Written request -> Copy the listing below word for word, from its first line through the line containing "table-body: 1 2023.2.13.(월)~2023.3.24.(금)", both included.

Supplied data ->

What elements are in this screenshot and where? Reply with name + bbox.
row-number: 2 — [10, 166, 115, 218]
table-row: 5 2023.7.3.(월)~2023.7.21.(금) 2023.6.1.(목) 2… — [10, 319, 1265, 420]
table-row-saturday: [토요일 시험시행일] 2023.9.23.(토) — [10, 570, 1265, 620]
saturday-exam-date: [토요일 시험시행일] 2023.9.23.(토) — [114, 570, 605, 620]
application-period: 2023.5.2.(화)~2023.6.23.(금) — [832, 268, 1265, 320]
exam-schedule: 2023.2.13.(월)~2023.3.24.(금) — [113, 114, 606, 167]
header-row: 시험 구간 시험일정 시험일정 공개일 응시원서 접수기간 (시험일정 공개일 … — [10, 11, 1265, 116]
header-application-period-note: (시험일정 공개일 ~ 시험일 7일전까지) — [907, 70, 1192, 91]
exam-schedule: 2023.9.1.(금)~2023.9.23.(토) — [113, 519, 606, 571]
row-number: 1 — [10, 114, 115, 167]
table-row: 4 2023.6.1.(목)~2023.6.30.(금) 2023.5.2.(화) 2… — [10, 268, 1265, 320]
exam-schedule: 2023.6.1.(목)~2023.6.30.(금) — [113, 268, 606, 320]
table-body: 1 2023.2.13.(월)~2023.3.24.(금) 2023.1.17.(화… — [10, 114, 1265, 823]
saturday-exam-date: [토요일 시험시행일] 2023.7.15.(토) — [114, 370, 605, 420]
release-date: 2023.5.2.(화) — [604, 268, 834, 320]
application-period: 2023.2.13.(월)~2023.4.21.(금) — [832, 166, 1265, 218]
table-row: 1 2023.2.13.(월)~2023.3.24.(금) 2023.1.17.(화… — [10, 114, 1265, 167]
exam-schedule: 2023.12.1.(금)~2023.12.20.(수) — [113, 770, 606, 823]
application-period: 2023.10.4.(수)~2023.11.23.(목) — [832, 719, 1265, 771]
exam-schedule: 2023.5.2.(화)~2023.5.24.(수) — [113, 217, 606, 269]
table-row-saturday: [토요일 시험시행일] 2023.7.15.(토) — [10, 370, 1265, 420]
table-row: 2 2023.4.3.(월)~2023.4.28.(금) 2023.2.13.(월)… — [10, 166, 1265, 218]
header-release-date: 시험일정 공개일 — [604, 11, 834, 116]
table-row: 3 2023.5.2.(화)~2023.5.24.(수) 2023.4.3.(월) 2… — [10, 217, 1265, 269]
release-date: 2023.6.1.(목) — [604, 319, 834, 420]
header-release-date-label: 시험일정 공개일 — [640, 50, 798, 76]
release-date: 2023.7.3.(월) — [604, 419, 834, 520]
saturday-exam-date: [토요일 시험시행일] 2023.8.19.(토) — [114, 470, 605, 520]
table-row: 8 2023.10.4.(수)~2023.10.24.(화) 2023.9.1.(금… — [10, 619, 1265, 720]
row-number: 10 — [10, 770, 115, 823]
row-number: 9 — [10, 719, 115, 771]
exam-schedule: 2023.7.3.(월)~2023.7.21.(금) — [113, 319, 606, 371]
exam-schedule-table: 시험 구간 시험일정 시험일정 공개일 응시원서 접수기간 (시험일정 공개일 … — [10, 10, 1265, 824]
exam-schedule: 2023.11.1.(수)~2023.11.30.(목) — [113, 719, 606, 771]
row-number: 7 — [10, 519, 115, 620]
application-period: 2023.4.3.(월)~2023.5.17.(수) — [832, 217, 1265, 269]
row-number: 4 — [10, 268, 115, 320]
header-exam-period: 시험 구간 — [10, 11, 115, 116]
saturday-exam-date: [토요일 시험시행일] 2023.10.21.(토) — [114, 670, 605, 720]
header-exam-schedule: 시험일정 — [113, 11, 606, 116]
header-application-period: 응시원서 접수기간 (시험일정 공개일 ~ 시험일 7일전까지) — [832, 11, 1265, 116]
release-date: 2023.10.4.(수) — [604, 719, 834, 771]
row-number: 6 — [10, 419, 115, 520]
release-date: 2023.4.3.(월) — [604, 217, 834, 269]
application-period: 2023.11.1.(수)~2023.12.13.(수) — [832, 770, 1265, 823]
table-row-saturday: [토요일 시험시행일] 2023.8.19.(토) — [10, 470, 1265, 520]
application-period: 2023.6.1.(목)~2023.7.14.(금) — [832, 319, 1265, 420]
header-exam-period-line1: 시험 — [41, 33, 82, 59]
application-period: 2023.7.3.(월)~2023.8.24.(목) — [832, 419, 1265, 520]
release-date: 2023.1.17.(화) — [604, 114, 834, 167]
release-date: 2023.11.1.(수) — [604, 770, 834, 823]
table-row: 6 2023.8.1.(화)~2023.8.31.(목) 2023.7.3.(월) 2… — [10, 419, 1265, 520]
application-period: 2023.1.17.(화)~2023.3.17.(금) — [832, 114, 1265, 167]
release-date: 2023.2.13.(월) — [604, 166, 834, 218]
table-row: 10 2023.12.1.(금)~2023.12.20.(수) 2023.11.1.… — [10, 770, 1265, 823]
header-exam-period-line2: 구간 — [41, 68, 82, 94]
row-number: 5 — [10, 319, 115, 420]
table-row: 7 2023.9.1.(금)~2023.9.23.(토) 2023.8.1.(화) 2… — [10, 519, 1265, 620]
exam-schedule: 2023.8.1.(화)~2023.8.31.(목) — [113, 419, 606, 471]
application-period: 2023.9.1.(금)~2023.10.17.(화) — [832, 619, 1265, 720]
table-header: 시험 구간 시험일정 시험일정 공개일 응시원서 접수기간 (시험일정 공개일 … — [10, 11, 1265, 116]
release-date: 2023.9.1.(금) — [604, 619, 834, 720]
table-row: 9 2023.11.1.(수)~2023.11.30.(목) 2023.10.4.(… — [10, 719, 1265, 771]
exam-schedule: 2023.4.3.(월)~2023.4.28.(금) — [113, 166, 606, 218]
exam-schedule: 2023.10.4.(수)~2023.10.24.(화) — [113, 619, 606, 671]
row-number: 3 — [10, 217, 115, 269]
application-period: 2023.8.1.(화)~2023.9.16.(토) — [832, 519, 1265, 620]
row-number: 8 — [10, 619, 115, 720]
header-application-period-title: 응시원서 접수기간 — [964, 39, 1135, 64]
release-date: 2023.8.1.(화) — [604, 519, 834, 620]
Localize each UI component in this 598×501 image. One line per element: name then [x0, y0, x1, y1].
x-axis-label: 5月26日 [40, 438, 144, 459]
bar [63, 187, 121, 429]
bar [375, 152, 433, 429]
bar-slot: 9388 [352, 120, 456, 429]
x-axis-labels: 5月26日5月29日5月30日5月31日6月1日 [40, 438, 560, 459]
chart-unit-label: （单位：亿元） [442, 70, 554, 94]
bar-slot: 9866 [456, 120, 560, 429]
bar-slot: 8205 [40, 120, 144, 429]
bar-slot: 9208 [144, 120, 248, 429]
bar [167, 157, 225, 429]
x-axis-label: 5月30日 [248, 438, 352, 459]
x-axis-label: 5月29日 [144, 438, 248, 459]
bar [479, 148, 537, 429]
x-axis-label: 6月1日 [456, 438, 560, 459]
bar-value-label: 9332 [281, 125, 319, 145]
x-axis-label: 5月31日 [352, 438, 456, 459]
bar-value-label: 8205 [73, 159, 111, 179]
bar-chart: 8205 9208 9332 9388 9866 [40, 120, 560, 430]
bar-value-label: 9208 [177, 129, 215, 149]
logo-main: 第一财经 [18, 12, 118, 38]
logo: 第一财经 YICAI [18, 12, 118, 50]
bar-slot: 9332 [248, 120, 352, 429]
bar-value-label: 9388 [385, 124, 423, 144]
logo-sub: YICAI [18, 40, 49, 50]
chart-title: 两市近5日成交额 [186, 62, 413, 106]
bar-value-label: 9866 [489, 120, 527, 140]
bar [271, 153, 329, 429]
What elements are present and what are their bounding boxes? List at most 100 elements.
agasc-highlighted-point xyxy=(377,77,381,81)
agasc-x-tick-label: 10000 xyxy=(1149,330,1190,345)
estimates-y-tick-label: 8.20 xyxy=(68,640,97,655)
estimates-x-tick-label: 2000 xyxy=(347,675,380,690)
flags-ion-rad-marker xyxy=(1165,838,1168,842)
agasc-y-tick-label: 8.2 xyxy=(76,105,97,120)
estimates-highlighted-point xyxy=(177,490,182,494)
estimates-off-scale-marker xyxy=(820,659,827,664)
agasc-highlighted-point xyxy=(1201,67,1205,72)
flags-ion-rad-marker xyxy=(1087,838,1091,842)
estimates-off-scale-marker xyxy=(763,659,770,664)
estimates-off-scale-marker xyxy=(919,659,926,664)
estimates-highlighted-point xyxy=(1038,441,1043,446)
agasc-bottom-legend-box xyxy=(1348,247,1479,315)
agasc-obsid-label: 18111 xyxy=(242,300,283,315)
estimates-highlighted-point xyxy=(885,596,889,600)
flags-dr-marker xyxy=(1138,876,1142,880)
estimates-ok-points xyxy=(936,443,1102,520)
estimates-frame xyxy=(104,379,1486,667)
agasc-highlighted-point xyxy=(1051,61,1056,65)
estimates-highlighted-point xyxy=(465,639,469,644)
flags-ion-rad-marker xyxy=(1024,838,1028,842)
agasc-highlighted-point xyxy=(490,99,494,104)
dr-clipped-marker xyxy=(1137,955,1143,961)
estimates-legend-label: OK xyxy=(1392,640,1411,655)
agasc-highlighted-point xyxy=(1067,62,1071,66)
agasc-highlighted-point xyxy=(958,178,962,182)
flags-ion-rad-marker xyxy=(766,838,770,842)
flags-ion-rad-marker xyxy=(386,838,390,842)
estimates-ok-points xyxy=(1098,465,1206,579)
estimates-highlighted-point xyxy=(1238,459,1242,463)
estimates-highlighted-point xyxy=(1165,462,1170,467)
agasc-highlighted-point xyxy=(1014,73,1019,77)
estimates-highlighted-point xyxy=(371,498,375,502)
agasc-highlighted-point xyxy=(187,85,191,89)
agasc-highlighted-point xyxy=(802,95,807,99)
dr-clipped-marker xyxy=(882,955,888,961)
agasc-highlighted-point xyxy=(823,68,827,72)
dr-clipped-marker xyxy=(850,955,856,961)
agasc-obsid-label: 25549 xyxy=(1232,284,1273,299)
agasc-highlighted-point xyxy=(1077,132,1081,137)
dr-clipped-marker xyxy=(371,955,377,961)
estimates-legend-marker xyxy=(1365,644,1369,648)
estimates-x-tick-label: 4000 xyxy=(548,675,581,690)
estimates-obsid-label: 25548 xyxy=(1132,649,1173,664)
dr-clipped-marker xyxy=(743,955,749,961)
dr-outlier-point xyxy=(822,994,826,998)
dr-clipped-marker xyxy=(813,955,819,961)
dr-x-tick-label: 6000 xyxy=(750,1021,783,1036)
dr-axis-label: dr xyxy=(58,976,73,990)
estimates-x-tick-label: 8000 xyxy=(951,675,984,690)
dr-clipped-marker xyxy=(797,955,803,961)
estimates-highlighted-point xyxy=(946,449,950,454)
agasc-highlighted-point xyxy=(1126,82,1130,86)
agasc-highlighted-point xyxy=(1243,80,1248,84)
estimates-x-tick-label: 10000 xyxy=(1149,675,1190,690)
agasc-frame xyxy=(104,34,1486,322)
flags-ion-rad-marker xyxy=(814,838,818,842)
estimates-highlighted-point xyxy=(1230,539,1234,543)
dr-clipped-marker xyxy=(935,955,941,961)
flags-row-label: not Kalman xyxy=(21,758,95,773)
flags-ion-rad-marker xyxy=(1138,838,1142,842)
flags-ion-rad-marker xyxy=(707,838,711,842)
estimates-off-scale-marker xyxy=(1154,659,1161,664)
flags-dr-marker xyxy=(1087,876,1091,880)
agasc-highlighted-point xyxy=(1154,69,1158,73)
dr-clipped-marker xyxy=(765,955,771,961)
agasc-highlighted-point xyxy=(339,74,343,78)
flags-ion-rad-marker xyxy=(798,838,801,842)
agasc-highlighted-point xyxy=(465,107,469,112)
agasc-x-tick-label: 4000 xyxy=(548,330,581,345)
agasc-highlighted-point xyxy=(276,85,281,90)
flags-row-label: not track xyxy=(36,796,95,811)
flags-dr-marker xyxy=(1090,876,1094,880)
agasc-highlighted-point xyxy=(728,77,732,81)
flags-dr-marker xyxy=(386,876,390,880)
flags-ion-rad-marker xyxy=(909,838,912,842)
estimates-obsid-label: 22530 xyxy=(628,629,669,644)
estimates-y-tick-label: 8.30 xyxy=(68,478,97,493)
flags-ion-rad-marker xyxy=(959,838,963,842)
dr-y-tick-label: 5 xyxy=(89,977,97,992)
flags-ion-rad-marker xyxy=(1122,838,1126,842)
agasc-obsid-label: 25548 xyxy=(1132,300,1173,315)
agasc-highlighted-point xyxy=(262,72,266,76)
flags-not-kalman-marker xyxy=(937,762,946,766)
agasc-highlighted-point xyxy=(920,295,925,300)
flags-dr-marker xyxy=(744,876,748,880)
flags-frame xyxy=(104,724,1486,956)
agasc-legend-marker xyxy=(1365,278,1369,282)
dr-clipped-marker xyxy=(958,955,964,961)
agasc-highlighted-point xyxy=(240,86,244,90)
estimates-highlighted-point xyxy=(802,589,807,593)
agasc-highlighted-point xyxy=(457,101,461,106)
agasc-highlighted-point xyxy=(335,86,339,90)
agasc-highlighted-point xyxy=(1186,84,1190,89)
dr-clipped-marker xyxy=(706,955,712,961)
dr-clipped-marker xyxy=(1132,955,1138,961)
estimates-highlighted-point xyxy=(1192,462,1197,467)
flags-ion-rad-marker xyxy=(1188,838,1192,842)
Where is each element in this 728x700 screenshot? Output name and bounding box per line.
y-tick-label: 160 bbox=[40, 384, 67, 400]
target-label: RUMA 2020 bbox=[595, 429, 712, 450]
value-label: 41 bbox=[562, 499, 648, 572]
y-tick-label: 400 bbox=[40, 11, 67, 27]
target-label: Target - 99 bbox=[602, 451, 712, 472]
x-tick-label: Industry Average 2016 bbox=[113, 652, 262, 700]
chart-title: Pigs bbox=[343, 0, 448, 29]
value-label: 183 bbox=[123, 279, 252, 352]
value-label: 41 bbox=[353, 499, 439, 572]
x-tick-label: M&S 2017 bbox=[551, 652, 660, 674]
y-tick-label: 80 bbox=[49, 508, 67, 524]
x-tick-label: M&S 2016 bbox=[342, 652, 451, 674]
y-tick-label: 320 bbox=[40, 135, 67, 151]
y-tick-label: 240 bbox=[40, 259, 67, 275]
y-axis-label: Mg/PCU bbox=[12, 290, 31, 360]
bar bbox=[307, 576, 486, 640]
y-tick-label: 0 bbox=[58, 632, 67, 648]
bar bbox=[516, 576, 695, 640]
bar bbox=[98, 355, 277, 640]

Result of this exercise ->
What elements are in this screenshot and where? Reply with name + bbox.
row-number: 2 — [10, 166, 115, 218]
table-row: 5 2023.7.3.(월)~2023.7.21.(금) 2023.6.1.(목) 2… — [10, 319, 1265, 420]
table-row-saturday: [토요일 시험시행일] 2023.9.23.(토) — [10, 570, 1265, 620]
saturday-exam-date: [토요일 시험시행일] 2023.9.23.(토) — [114, 570, 605, 620]
application-period: 2023.5.2.(화)~2023.6.23.(금) — [832, 268, 1265, 320]
exam-schedule: 2023.2.13.(월)~2023.3.24.(금) — [113, 114, 606, 167]
header-row: 시험 구간 시험일정 시험일정 공개일 응시원서 접수기간 (시험일정 공개일 … — [10, 11, 1265, 116]
header-application-period-note: (시험일정 공개일 ~ 시험일 7일전까지) — [907, 70, 1192, 91]
exam-schedule: 2023.9.1.(금)~2023.9.23.(토) — [113, 519, 606, 571]
row-number: 1 — [10, 114, 115, 167]
table-row: 4 2023.6.1.(목)~2023.6.30.(금) 2023.5.2.(화) 2… — [10, 268, 1265, 320]
exam-schedule: 2023.6.1.(목)~2023.6.30.(금) — [113, 268, 606, 320]
table-body: 1 2023.2.13.(월)~2023.3.24.(금) 2023.1.17.(화… — [10, 114, 1265, 823]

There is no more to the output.